### Data listing
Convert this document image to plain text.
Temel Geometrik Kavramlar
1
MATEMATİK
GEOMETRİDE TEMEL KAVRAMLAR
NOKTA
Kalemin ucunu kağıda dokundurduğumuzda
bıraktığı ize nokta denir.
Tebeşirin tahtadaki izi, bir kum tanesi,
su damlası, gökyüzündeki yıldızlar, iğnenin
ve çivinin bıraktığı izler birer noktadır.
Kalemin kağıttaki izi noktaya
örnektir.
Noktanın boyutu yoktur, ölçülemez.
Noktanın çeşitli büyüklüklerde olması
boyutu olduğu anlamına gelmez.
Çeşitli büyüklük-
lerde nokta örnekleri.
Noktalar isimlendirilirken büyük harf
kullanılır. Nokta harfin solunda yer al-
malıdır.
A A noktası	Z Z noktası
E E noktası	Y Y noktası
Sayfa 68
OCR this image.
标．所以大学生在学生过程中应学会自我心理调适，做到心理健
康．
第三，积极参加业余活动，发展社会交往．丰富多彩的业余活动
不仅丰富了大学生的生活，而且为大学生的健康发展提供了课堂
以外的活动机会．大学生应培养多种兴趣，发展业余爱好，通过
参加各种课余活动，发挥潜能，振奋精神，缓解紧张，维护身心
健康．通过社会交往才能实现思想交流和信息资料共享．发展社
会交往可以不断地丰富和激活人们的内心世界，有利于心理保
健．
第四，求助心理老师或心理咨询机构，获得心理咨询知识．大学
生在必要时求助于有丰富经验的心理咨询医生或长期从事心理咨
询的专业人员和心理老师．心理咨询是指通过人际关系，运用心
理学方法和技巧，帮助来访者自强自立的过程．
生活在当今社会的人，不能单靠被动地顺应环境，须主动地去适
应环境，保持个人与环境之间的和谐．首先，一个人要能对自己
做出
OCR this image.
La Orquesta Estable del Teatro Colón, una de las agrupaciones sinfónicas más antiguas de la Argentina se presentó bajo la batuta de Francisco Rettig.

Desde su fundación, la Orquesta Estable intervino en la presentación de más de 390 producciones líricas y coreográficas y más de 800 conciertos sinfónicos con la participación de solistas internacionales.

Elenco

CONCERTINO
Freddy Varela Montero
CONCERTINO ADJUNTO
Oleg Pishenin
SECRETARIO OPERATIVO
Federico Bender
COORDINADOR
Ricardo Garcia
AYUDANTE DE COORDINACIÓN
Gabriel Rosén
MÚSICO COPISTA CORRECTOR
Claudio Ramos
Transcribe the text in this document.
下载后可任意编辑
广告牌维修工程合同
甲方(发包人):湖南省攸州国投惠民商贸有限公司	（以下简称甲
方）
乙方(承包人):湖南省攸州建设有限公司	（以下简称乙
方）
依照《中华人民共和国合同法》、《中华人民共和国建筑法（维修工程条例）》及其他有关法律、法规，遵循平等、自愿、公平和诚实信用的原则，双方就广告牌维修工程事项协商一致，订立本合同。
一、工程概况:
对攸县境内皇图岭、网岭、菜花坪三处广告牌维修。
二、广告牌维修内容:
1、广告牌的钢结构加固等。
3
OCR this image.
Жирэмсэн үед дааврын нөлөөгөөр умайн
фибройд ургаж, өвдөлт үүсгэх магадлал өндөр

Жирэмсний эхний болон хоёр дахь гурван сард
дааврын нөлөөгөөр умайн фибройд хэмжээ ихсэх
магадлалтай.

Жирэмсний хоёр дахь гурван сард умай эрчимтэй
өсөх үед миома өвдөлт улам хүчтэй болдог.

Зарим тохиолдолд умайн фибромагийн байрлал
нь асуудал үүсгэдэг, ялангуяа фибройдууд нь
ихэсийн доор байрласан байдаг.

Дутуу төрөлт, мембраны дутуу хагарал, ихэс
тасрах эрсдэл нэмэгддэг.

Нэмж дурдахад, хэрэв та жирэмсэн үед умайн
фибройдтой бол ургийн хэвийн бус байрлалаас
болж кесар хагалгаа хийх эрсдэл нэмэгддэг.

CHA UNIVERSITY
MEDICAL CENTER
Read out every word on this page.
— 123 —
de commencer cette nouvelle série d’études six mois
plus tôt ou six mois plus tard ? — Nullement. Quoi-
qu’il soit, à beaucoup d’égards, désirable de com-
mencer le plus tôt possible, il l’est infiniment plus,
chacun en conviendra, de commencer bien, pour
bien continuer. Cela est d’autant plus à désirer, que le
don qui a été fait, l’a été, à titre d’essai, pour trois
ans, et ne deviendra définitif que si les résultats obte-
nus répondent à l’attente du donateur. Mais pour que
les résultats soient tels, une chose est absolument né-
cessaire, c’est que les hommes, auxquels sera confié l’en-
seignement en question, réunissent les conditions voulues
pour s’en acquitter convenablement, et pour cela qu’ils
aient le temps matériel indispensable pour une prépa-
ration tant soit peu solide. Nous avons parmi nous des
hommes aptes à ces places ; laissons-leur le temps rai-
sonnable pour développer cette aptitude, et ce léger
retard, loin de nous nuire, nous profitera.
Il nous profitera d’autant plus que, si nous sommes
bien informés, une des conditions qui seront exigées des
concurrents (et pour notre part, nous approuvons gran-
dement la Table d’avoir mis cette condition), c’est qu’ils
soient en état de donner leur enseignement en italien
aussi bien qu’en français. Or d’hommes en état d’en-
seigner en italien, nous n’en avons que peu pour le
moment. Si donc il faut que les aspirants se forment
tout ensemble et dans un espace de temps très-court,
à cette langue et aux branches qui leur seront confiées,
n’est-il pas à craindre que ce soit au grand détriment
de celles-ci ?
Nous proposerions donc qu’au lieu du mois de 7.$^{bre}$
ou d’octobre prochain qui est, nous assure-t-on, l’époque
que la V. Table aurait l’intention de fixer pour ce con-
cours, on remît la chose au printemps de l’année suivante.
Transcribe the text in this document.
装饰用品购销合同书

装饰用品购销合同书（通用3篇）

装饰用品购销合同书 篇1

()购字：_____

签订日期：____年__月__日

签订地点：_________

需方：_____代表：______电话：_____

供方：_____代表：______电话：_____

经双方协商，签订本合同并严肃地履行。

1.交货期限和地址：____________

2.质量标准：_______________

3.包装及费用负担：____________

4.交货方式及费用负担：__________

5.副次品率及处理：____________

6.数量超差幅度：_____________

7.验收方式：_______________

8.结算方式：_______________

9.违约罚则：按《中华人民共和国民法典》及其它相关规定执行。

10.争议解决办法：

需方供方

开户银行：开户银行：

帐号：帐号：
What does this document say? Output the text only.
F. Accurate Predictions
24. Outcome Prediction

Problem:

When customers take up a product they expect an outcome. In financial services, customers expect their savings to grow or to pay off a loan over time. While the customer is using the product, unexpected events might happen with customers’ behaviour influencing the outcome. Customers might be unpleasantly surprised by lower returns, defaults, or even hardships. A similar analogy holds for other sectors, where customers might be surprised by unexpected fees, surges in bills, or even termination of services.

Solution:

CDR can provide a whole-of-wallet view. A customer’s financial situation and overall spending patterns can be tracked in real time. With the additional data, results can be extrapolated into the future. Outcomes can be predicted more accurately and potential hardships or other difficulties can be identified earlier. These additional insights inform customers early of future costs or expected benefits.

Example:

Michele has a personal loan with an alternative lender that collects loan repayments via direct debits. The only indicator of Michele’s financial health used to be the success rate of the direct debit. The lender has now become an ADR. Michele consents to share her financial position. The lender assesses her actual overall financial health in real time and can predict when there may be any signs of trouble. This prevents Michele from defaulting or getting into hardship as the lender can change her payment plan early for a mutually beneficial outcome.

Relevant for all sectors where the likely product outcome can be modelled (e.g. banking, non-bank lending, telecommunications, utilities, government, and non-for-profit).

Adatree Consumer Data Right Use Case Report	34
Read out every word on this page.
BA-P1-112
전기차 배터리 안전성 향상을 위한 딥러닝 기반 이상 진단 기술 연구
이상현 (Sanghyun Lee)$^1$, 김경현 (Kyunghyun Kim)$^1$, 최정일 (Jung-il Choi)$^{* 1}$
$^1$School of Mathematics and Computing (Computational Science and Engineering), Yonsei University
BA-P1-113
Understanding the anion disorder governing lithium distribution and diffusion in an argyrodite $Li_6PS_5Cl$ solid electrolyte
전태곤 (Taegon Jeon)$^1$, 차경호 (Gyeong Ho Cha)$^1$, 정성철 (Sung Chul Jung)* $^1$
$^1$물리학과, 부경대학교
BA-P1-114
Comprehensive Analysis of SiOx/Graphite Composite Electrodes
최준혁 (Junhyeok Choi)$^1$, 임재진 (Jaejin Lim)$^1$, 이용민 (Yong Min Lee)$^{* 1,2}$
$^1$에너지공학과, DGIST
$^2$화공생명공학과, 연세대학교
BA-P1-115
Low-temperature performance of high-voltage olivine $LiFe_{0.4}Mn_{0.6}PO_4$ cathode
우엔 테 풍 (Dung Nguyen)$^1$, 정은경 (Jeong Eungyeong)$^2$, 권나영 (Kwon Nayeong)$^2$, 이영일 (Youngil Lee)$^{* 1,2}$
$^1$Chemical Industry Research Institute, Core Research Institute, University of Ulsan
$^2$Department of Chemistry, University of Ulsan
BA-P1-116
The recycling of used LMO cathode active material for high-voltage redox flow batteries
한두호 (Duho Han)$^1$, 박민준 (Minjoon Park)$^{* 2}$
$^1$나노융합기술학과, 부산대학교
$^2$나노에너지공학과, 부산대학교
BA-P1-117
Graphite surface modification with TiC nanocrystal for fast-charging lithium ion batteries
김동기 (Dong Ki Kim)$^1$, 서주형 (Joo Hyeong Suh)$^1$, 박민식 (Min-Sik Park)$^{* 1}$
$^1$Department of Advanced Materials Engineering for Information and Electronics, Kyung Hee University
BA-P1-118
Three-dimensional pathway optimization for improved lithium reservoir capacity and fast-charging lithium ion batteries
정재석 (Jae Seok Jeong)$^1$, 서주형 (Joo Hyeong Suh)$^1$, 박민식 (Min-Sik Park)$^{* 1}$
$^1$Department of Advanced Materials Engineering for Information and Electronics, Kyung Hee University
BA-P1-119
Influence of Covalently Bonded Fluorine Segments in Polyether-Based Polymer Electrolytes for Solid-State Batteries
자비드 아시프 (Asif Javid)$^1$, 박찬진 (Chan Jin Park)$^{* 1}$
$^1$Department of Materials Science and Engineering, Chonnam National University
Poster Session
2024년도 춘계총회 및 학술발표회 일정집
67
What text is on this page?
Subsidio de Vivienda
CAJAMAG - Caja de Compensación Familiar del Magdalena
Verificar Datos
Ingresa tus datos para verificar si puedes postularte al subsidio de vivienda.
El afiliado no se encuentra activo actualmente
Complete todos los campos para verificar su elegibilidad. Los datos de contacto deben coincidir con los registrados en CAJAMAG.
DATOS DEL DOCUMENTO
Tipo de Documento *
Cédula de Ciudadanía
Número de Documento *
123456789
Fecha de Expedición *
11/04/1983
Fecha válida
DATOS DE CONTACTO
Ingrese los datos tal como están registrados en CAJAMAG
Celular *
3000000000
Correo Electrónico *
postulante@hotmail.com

### Objective
Check each line of the records for "other" and copy the ones that contain it.

### Answer to this problem
When customers take up a product they expect an outcome. In financial services, customers expect their savings to grow or to pay off a loan over time. While the customer is using the product, unexpected events might happen with customers’ behaviour influencing the outcome. Customers might be unpleasantly surprised by lower returns, defaults, or even hardships. A similar analogy holds for other sectors, where customers might be surprised by unexpected fees, surges in bills, or even termination of services.
CDR can provide a whole-of-wallet view. A customer’s financial situation and overall spending patterns can be tracked in real time. With the additional data, results can be extrapolated into the future. Outcomes can be predicted more accurately and potential hardships or other difficulties can be identified earlier. These additional insights inform customers early of future costs or expected benefits.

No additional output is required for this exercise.